(Part of a data file)
________

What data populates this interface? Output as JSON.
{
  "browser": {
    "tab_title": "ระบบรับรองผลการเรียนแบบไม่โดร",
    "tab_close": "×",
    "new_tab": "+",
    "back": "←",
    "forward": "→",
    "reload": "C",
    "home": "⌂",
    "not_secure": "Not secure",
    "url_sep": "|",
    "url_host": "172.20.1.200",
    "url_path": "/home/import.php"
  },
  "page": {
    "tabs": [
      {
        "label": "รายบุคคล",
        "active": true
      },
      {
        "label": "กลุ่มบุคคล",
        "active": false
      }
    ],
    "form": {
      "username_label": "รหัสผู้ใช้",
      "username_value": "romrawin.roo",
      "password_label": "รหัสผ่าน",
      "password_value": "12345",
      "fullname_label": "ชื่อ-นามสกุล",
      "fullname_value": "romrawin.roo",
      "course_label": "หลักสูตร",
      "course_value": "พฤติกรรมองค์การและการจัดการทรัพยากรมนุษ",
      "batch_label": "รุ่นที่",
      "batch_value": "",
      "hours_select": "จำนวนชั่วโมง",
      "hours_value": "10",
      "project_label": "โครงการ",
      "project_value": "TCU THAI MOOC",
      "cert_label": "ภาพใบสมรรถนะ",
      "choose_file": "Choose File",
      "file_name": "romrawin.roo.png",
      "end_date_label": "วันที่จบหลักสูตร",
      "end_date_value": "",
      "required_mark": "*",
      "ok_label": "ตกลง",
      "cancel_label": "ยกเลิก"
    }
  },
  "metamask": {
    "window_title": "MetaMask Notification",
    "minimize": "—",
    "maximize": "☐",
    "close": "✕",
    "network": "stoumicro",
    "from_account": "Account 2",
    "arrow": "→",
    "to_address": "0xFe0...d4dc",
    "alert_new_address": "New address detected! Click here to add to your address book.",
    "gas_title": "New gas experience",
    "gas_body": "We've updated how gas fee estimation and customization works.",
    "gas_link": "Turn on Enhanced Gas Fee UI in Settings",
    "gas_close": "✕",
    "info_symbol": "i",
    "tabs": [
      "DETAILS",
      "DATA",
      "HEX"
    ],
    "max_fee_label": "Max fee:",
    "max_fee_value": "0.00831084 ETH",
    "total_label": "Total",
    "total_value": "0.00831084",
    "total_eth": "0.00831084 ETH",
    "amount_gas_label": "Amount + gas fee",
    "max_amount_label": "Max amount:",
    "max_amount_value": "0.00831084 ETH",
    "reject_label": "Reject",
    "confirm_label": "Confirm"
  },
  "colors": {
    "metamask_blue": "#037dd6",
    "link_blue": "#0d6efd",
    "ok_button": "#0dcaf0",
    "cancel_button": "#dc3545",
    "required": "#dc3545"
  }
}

________

[INSTRUCTIONS TO FOLLOW] Reproduce the listing shown above in its entirety, exactly.

[WRITTEN REPLY]
What data populates this interface? Output as JSON.
{
  "browser": {
    "tab_title": "ระบบรับรองผลการเรียนแบบไม่โดร",
    "tab_close": "×",
    "new_tab": "+",
    "back": "←",
    "forward": "→",
    "reload": "C",
    "home": "⌂",
    "not_secure": "Not secure",
    "url_sep": "|",
    "url_host": "172.20.1.200",
    "url_path": "/home/import.php"
  },
  "page": {
    "tabs": [
      {
        "label": "รายบุคคล",
        "active": true
      },
      {
        "label": "กลุ่มบุคคล",
        "active": false
      }
    ],
    "form": {
      "username_label": "รหัสผู้ใช้",
      "username_value": "romrawin.roo",
      "password_label": "รหัสผ่าน",
      "password_value": "12345",
      "fullname_label": "ชื่อ-นามสกุล",
      "fullname_value": "romrawin.roo",
      "course_label": "หลักสูตร",
      "course_value": "พฤติกรรมองค์การและการจัดการทรัพยากรมนุษ",
      "batch_label": "รุ่นที่",
      "batch_value": "",
      "hours_select": "จำนวนชั่วโมง",
      "hours_value": "10",
      "project_label": "โครงการ",
      "project_value": "TCU THAI MOOC",
      "cert_label": "ภาพใบสมรรถนะ",
      "choose_file": "Choose File",
      "file_name": "romrawin.roo.png",
      "end_date_label": "วันที่จบหลักสูตร",
      "end_date_value": "",
      "required_mark": "*",
      "ok_label": "ตกลง",
      "cancel_label": "ยกเลิก"
    }
  },
  "metamask": {
    "window_title": "MetaMask Notification",
    "minimize": "—",
    "maximize": "☐",
    "close": "✕",
    "network": "stoumicro",
    "from_account": "Account 2",
    "arrow": "→",
    "to_address": "0xFe0...d4dc",
    "alert_new_address": "New address detected! Click here to add to your address book.",
    "gas_title": "New gas experience",
    "gas_body": "We've updated how gas fee estimation and customization works.",
    "gas_link": "Turn on Enhanced Gas Fee UI in Settings",
    "gas_close": "✕",
    "info_symbol": "i",
    "tabs": [
      "DETAILS",
      "DATA",
      "HEX"
    ],
    "max_fee_label": "Max fee:",
    "max_fee_value": "0.00831084 ETH",
    "total_label": "Total",
    "total_value": "0.00831084",
    "total_eth": "0.00831084 ETH",
    "amount_gas_label": "Amount + gas fee",
    "max_amount_label": "Max amount:",
    "max_amount_value": "0.00831084 ETH",
    "reject_label": "Reject",
    "confirm_label": "Confirm"
  },
  "colors": {
    "metamask_blue": "#037dd6",
    "link_blue": "#0d6efd",
    "ok_button": "#0dcaf0",
    "cancel_button": "#dc3545",
    "required": "#dc3545"
  }
}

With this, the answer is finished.